### SHORT TASK:
Word for word, copy all the data and drop the pictures.

━━━ EXERCISE INPUT ━━━

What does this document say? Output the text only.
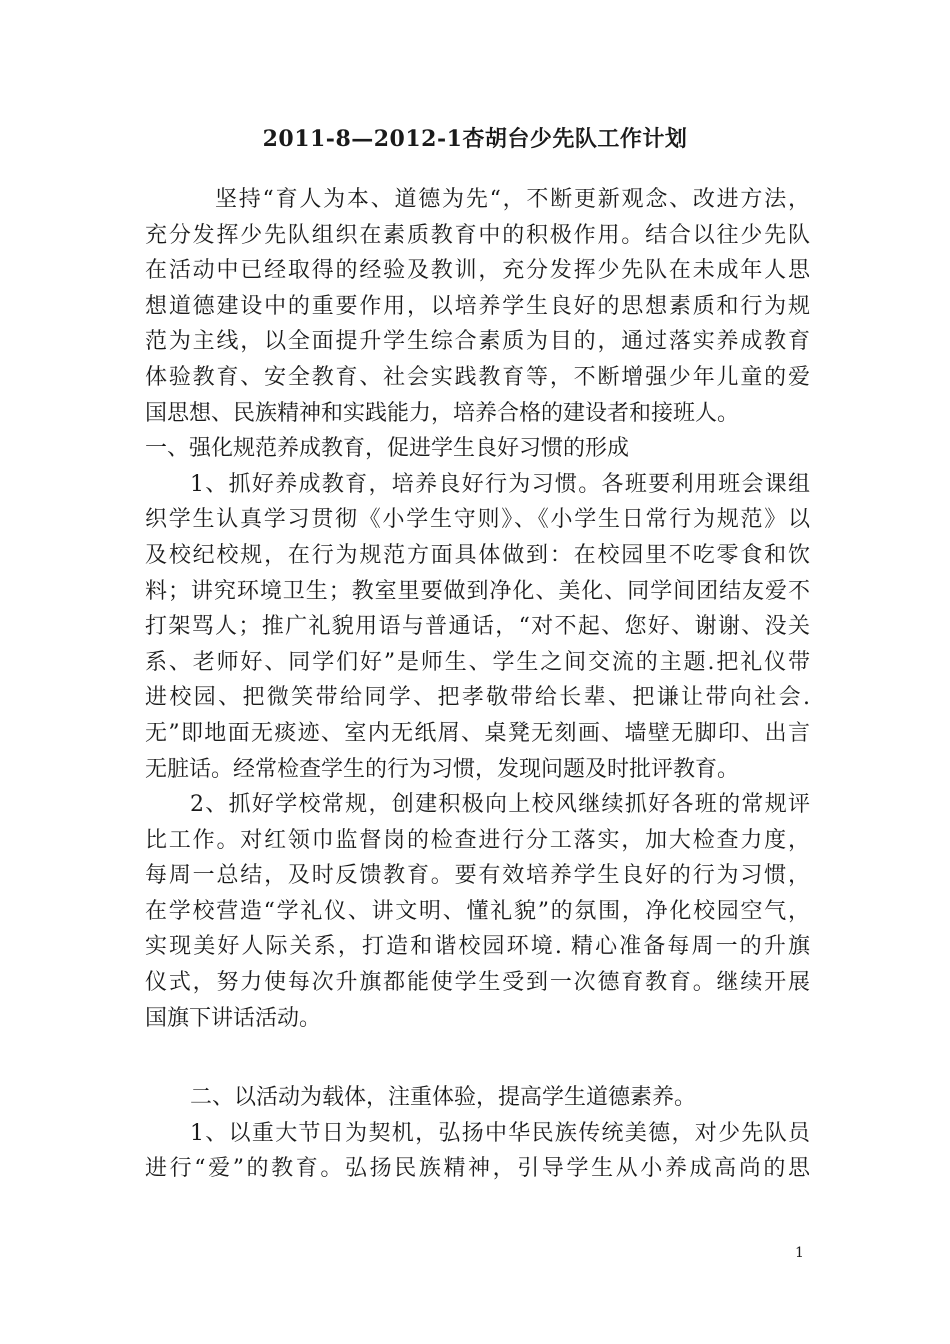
2011-8—2012-1杏胡台少先队工作计划
坚持“育人为本、道德为先“，不断更新观念、改进方法，
充分发挥少先队组织在素质教育中的积极作用。结合以往少先队
在活动中已经取得的经验及教训，充分发挥少先队在未成年人思
想道德建设中的重要作用，以培养学生良好的思想素质和行为规
范为主线，以全面提升学生综合素质为目的，通过落实养成教育
体验教育、安全教育、社会实践教育等，不断增强少年儿童的爱
国思想、民族精神和实践能力，培养合格的建设者和接班人。
一、强化规范养成教育，促进学生良好习惯的形成
1、抓好养成教育，培养良好行为习惯。各班要利用班会课组
织学生认真学习贯彻《小学生守则》、《小学生日常行为规范》以
及校纪校规，在行为规范方面具体做到：在校园里不吃零食和饮
料；讲究环境卫生；教室里要做到净化、美化、同学间团结友爱不
打架骂人；推广礼貌用语与普通话，“对不起、您好、谢谢、没关
系、老师好、同学们好”是师生、学生之间交流的主题.把礼仪带
进校园、把微笑带给同学、把孝敬带给长辈、把谦让带向社会.
无”即地面无痰迹、室内无纸屑、桌凳无刻画、墙壁无脚印、出言
无脏话。经常检查学生的行为习惯，发现问题及时批评教育。
2、抓好学校常规，创建积极向上校风继续抓好各班的常规评
比工作。对红领巾监督岗的检查进行分工落实，加大检查力度，
每周一总结，及时反馈教育。要有效培养学生良好的行为习惯，
在学校营造“学礼仪、讲文明、懂礼貌”的氛围，净化校园空气，
实现美好人际关系，打造和谐校园环境. 精心准备每周一的升旗
仪式，努力使每次升旗都能使学生受到一次德育教育。继续开展
国旗下讲话活动。
二、以活动为载体，注重体验，提高学生道德素养。
1、以重大节日为契机，弘扬中华民族传统美德，对少先队员
进行“爱”的教育。弘扬民族精神，引导学生从小养成高尚的思
1
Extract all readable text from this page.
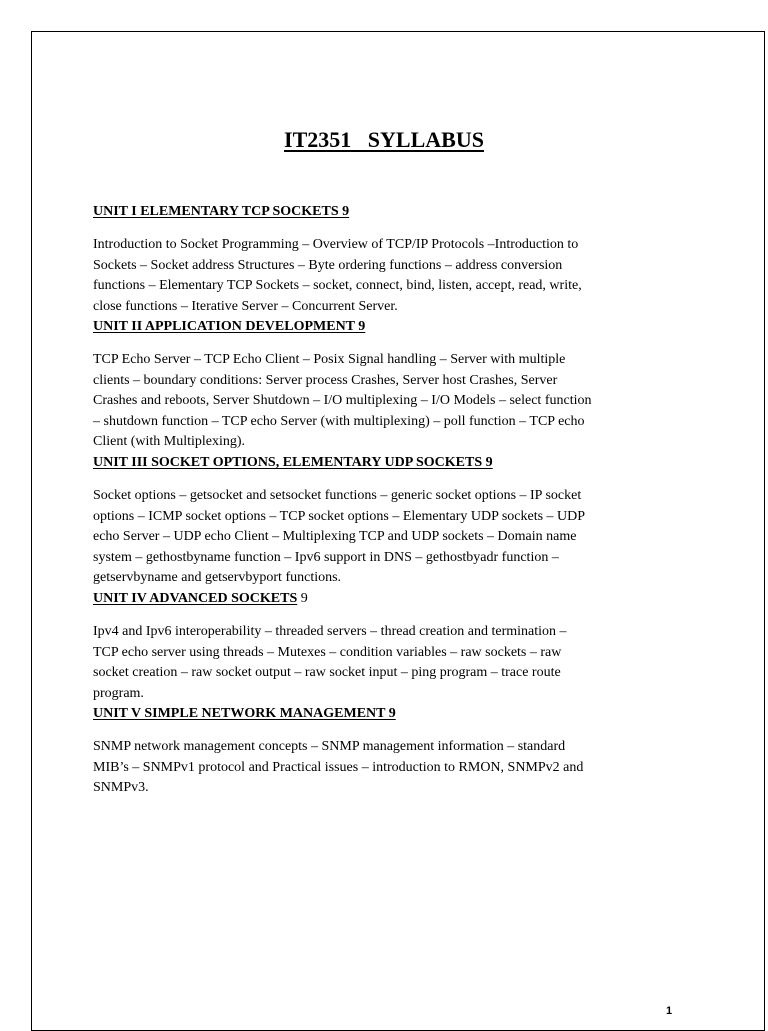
IT2351   SYLLABUS
UNIT I ELEMENTARY TCP SOCKETS 9
Introduction to Socket Programming – Overview of TCP/IP Protocols –Introduction to
Sockets – Socket address Structures – Byte ordering functions – address conversion
functions – Elementary TCP Sockets – socket, connect, bind, listen, accept, read, write,
close functions – Iterative Server – Concurrent Server.
UNIT II APPLICATION DEVELOPMENT 9
TCP Echo Server – TCP Echo Client – Posix Signal handling – Server with multiple
clients – boundary conditions: Server process Crashes, Server host Crashes, Server
Crashes and reboots, Server Shutdown – I/O multiplexing – I/O Models – select function
– shutdown function – TCP echo Server (with multiplexing) – poll function – TCP echo
Client (with Multiplexing).
UNIT III SOCKET OPTIONS, ELEMENTARY UDP SOCKETS 9
Socket options – getsocket and setsocket functions – generic socket options – IP socket
options – ICMP socket options – TCP socket options – Elementary UDP sockets – UDP
echo Server – UDP echo Client – Multiplexing TCP and UDP sockets – Domain name
system – gethostbyname function – Ipv6 support in DNS – gethostbyadr function –
getservbyname and getservbyport functions.
UNIT IV ADVANCED SOCKETS 9
Ipv4 and Ipv6 interoperability – threaded servers – thread creation and termination –
TCP echo server using threads – Mutexes – condition variables – raw sockets – raw
socket creation – raw socket output – raw socket input – ping program – trace route
program.
UNIT V SIMPLE NETWORK MANAGEMENT 9
SNMP network management concepts – SNMP management information – standard
MIB’s – SNMPv1 protocol and Practical issues – introduction to RMON, SNMPv2 and
SNMPv3.

1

━━━

### FINISHED ANSWER:
What does this document say? Output the text only.
2011-8—2012-1杏胡台少先队工作计划
坚持“育人为本、道德为先“，不断更新观念、改进方法，
充分发挥少先队组织在素质教育中的积极作用。结合以往少先队
在活动中已经取得的经验及教训，充分发挥少先队在未成年人思
想道德建设中的重要作用，以培养学生良好的思想素质和行为规
范为主线，以全面提升学生综合素质为目的，通过落实养成教育
体验教育、安全教育、社会实践教育等，不断增强少年儿童的爱
国思想、民族精神和实践能力，培养合格的建设者和接班人。
一、强化规范养成教育，促进学生良好习惯的形成
1、抓好养成教育，培养良好行为习惯。各班要利用班会课组
织学生认真学习贯彻《小学生守则》、《小学生日常行为规范》以
及校纪校规，在行为规范方面具体做到：在校园里不吃零食和饮
料；讲究环境卫生；教室里要做到净化、美化、同学间团结友爱不
打架骂人；推广礼貌用语与普通话，“对不起、您好、谢谢、没关
系、老师好、同学们好”是师生、学生之间交流的主题.把礼仪带
进校园、把微笑带给同学、把孝敬带给长辈、把谦让带向社会.
无”即地面无痰迹、室内无纸屑、桌凳无刻画、墙壁无脚印、出言
无脏话。经常检查学生的行为习惯，发现问题及时批评教育。
2、抓好学校常规，创建积极向上校风继续抓好各班的常规评
比工作。对红领巾监督岗的检查进行分工落实，加大检查力度，
每周一总结，及时反馈教育。要有效培养学生良好的行为习惯，
在学校营造“学礼仪、讲文明、懂礼貌”的氛围，净化校园空气，
实现美好人际关系，打造和谐校园环境. 精心准备每周一的升旗
仪式，努力使每次升旗都能使学生受到一次德育教育。继续开展
国旗下讲话活动。
二、以活动为载体，注重体验，提高学生道德素养。
1、以重大节日为契机，弘扬中华民族传统美德，对少先队员
进行“爱”的教育。弘扬民族精神，引导学生从小养成高尚的思
1
Extract all readable text from this page.
IT2351   SYLLABUS
UNIT I ELEMENTARY TCP SOCKETS 9
Introduction to Socket Programming – Overview of TCP/IP Protocols –Introduction to
Sockets – Socket address Structures – Byte ordering functions – address conversion
functions – Elementary TCP Sockets – socket, connect, bind, listen, accept, read, write,
close functions – Iterative Server – Concurrent Server.
UNIT II APPLICATION DEVELOPMENT 9
TCP Echo Server – TCP Echo Client – Posix Signal handling – Server with multiple
clients – boundary conditions: Server process Crashes, Server host Crashes, Server
Crashes and reboots, Server Shutdown – I/O multiplexing – I/O Models – select function
– shutdown function – TCP echo Server (with multiplexing) – poll function – TCP echo
Client (with Multiplexing).
UNIT III SOCKET OPTIONS, ELEMENTARY UDP SOCKETS 9
Socket options – getsocket and setsocket functions – generic socket options – IP socket
options – ICMP socket options – TCP socket options – Elementary UDP sockets – UDP
echo Server – UDP echo Client – Multiplexing TCP and UDP sockets – Domain name
system – gethostbyname function – Ipv6 support in DNS – gethostbyadr function –
getservbyname and getservbyport functions.
UNIT IV ADVANCED SOCKETS 9
Ipv4 and Ipv6 interoperability – threaded servers – thread creation and termination –
TCP echo server using threads – Mutexes – condition variables – raw sockets – raw
socket creation – raw socket output – raw socket input – ping program – trace route
program.
UNIT V SIMPLE NETWORK MANAGEMENT 9
SNMP network management concepts – SNMP management information – standard
MIB’s – SNMPv1 protocol and Practical issues – introduction to RMON, SNMPv2 and
SNMPv3.

1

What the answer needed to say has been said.